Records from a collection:
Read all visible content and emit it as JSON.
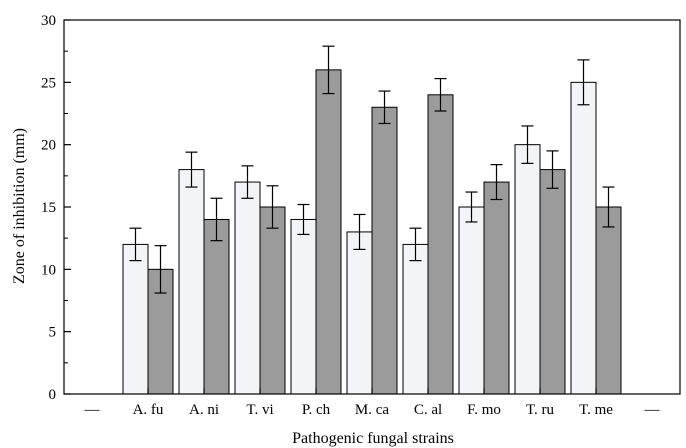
{
  "chart_data": {
    "type": "bar",
    "title": "",
    "xlabel": "Pathogenic fungal strains",
    "ylabel": "Zone of inhibition (mm)",
    "ylim": [
      0,
      30
    ],
    "yticks": [
      0,
      5,
      10,
      15,
      20,
      25,
      30
    ],
    "x_edge_labels": [
      "—",
      "—"
    ],
    "categories": [
      "A. fu",
      "A. ni",
      "T. vi",
      "P. ch",
      "M. ca",
      "C. al",
      "F. mo",
      "T. ru",
      "T. me"
    ],
    "series": [
      {
        "color": "#f3f4f7",
        "values": [
          12,
          18,
          17,
          14,
          13,
          12,
          15,
          20,
          25
        ],
        "errors": [
          1.3,
          1.4,
          1.3,
          1.2,
          1.4,
          1.3,
          1.2,
          1.5,
          1.8
        ]
      },
      {
        "color": "#9b9b9b",
        "values": [
          10,
          14,
          15,
          26,
          23,
          24,
          17,
          18,
          15
        ],
        "errors": [
          1.9,
          1.7,
          1.7,
          1.9,
          1.3,
          1.3,
          1.4,
          1.5,
          1.6
        ]
      }
    ],
    "grid": false,
    "legend": "none"
  }
}
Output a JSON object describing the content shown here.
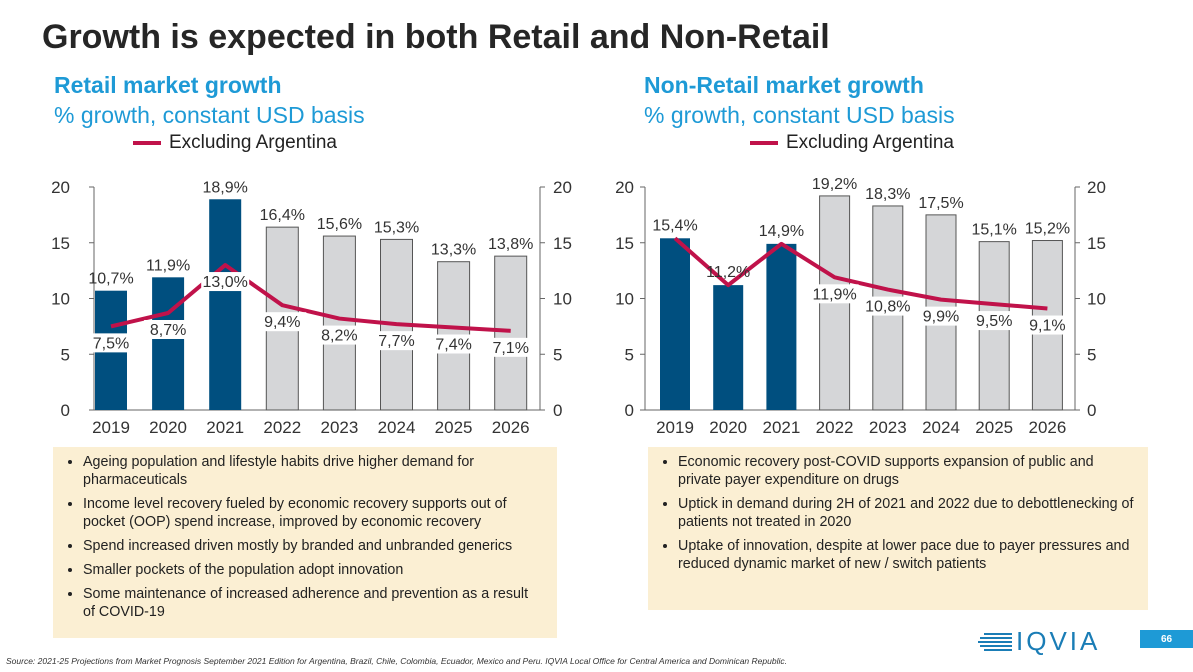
{
  "title": "Growth is expected in both Retail and Non-Retail",
  "colors": {
    "historical_bar": "#004f7f",
    "forecast_bar": "#d5d6d8",
    "line": "#c0124a",
    "heading": "#1e9ad6",
    "box": "#fbefd3"
  },
  "left": {
    "heading": "Retail market growth",
    "subheading": "% growth, constant USD basis",
    "bullets": [
      "Ageing population and lifestyle habits drive higher demand for pharmaceuticals",
      "Income level recovery fueled by economic recovery supports out of pocket (OOP) spend increase, improved by economic recovery",
      "Spend increased driven mostly by branded and unbranded generics",
      "Smaller pockets of the population adopt innovation",
      "Some maintenance of increased adherence and prevention as a result of COVID-19"
    ]
  },
  "right": {
    "heading": "Non-Retail market growth",
    "subheading": "% growth, constant USD basis",
    "bullets": [
      "Economic recovery post-COVID supports expansion of public and private payer expenditure on drugs",
      "Uptick in demand during 2H of 2021 and 2022 due to debottlenecking of patients not treated in 2020",
      "Uptake of innovation, despite at lower pace due to payer pressures and reduced dynamic market of new / switch patients"
    ]
  },
  "chart_data": [
    {
      "type": "bar+line",
      "title": "Retail market growth",
      "categories": [
        "2019",
        "2020",
        "2021",
        "2022",
        "2023",
        "2024",
        "2025",
        "2026"
      ],
      "series": [
        {
          "type": "bar",
          "values": [
            10.7,
            11.9,
            18.9,
            16.4,
            15.6,
            15.3,
            13.3,
            13.8
          ],
          "labels": [
            "10,7%",
            "11,9%",
            "18,9%",
            "16,4%",
            "15,6%",
            "15,3%",
            "13,3%",
            "13,8%"
          ]
        },
        {
          "type": "line",
          "name": "Excluding Argentina",
          "values": [
            7.5,
            8.7,
            13.0,
            9.4,
            8.2,
            7.7,
            7.4,
            7.1
          ],
          "labels": [
            "7,5%",
            "8,7%",
            "13,0%",
            "9,4%",
            "8,2%",
            "7,7%",
            "7,4%",
            "7,1%"
          ]
        }
      ],
      "historical_years": [
        "2019",
        "2020",
        "2021"
      ],
      "yticks": [
        "0",
        "5",
        "10",
        "15",
        "20"
      ],
      "ylim": [
        0,
        20
      ],
      "legend": "top"
    },
    {
      "type": "bar+line",
      "title": "Non-Retail market growth",
      "categories": [
        "2019",
        "2020",
        "2021",
        "2022",
        "2023",
        "2024",
        "2025",
        "2026"
      ],
      "series": [
        {
          "type": "bar",
          "values": [
            15.4,
            11.2,
            14.9,
            19.2,
            18.3,
            17.5,
            15.1,
            15.2
          ],
          "labels": [
            "15,4%",
            "11,2%",
            "14,9%",
            "19,2%",
            "18,3%",
            "17,5%",
            "15,1%",
            "15,2%"
          ]
        },
        {
          "type": "line",
          "name": "Excluding Argentina",
          "values": [
            15.4,
            11.2,
            14.9,
            11.9,
            10.8,
            9.9,
            9.5,
            9.1
          ],
          "labels": [
            "15,4%",
            "11,2%",
            "14,9%",
            "11,9%",
            "10,8%",
            "9,9%",
            "9,5%",
            "9,1%"
          ]
        }
      ],
      "historical_years": [
        "2019",
        "2020",
        "2021"
      ],
      "yticks": [
        "0",
        "5",
        "10",
        "15",
        "20"
      ],
      "ylim": [
        0,
        20
      ],
      "legend": "top"
    }
  ],
  "footer": {
    "source": "Source: 2021-25 Projections from Market Prognosis September 2021 Edition for Argentina, Brazil, Chile, Colombia, Ecuador, Mexico and Peru. IQVIA Local Office for Central America and Dominican Republic.",
    "logo": "IQVIA",
    "page_number": "66"
  }
}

(What is being asked): Check every line of the data for the word "JSON". The response is the count alone.

(Exercise answer): 2